* **Task objective**
In the records below, find each line containing the word "type" and copy it.

* * *

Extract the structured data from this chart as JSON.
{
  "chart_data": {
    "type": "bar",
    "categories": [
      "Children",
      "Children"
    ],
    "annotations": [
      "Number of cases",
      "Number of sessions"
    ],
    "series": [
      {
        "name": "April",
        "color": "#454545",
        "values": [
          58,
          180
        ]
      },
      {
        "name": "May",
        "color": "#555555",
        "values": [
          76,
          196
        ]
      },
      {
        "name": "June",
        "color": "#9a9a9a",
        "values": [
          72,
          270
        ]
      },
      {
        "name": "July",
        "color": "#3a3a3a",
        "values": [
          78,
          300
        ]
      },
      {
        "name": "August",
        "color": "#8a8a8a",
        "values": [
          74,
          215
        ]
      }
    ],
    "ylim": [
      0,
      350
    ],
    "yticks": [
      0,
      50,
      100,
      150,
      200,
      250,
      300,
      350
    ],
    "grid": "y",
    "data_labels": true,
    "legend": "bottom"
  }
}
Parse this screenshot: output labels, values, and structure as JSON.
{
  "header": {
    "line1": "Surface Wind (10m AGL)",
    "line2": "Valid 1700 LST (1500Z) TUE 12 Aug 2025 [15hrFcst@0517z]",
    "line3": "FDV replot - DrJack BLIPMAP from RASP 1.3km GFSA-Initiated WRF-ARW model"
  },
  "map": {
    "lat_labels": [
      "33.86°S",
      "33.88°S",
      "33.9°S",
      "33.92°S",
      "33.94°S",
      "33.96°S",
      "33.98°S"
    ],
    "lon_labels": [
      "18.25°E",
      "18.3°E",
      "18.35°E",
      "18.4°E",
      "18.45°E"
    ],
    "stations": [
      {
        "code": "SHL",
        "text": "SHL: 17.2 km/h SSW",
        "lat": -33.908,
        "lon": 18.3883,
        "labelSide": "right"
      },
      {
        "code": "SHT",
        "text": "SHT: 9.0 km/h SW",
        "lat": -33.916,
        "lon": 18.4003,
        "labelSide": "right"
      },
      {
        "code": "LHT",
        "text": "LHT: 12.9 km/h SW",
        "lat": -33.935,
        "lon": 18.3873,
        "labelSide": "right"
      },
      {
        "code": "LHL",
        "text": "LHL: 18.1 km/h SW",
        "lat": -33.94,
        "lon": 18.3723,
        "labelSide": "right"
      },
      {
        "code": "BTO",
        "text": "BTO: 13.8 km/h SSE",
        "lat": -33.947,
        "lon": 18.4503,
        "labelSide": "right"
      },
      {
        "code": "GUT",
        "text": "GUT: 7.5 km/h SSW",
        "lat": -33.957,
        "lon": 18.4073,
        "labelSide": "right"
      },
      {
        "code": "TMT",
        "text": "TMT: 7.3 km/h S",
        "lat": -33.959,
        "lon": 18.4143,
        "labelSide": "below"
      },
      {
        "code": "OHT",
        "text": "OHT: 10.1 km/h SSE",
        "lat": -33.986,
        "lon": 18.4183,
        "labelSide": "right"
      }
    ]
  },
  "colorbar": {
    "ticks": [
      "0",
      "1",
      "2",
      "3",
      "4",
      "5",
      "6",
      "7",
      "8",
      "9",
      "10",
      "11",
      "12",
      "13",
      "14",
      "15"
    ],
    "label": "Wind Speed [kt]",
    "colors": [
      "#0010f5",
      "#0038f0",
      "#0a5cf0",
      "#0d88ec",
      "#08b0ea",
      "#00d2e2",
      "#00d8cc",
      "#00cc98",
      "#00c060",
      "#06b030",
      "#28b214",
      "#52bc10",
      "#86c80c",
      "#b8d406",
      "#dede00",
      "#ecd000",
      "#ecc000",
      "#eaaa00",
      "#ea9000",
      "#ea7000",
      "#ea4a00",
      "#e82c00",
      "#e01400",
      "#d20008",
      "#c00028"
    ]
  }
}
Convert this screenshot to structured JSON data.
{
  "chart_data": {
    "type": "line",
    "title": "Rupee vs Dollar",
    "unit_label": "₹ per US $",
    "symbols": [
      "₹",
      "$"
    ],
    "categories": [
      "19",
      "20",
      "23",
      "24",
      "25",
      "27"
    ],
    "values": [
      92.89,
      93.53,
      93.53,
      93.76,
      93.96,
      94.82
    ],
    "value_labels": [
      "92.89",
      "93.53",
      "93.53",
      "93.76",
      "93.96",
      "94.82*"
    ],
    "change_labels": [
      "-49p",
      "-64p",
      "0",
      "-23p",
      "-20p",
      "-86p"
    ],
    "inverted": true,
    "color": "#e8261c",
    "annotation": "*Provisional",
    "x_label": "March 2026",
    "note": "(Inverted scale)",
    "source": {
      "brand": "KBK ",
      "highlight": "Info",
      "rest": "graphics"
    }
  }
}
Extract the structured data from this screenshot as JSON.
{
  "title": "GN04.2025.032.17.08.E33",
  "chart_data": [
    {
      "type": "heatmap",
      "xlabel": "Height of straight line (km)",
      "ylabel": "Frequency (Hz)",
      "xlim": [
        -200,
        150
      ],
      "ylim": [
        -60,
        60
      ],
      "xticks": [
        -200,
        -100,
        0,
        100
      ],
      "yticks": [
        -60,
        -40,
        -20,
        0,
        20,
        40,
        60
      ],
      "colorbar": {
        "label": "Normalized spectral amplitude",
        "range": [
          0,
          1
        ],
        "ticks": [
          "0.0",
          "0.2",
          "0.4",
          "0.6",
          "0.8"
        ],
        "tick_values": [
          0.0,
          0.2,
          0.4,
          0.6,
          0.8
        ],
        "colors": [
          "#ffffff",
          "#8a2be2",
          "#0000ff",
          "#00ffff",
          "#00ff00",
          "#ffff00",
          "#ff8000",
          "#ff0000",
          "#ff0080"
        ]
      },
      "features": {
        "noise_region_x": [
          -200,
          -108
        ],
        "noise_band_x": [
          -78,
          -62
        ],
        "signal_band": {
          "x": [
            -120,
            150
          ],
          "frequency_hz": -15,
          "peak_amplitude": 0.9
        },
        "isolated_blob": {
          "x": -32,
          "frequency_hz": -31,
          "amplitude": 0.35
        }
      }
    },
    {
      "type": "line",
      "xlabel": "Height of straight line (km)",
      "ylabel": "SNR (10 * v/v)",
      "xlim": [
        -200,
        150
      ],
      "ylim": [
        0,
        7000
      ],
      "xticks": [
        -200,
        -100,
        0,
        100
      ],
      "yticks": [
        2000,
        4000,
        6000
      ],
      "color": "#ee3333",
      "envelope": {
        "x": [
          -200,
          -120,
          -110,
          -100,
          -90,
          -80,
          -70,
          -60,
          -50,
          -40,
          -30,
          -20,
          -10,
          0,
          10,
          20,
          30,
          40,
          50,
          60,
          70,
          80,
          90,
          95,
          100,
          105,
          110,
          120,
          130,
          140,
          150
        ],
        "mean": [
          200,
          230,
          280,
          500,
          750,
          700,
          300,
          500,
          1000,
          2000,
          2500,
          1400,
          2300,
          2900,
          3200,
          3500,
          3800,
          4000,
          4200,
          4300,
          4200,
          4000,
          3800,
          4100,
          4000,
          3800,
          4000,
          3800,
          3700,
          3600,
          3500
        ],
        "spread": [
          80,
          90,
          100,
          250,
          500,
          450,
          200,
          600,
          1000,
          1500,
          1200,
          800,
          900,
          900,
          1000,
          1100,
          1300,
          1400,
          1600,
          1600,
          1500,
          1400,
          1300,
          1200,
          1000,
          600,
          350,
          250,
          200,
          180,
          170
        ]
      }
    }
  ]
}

* * *

* **Right answer**
    "type": "bar",
    "type": "line",
      "type": "heatmap",
      "type": "line",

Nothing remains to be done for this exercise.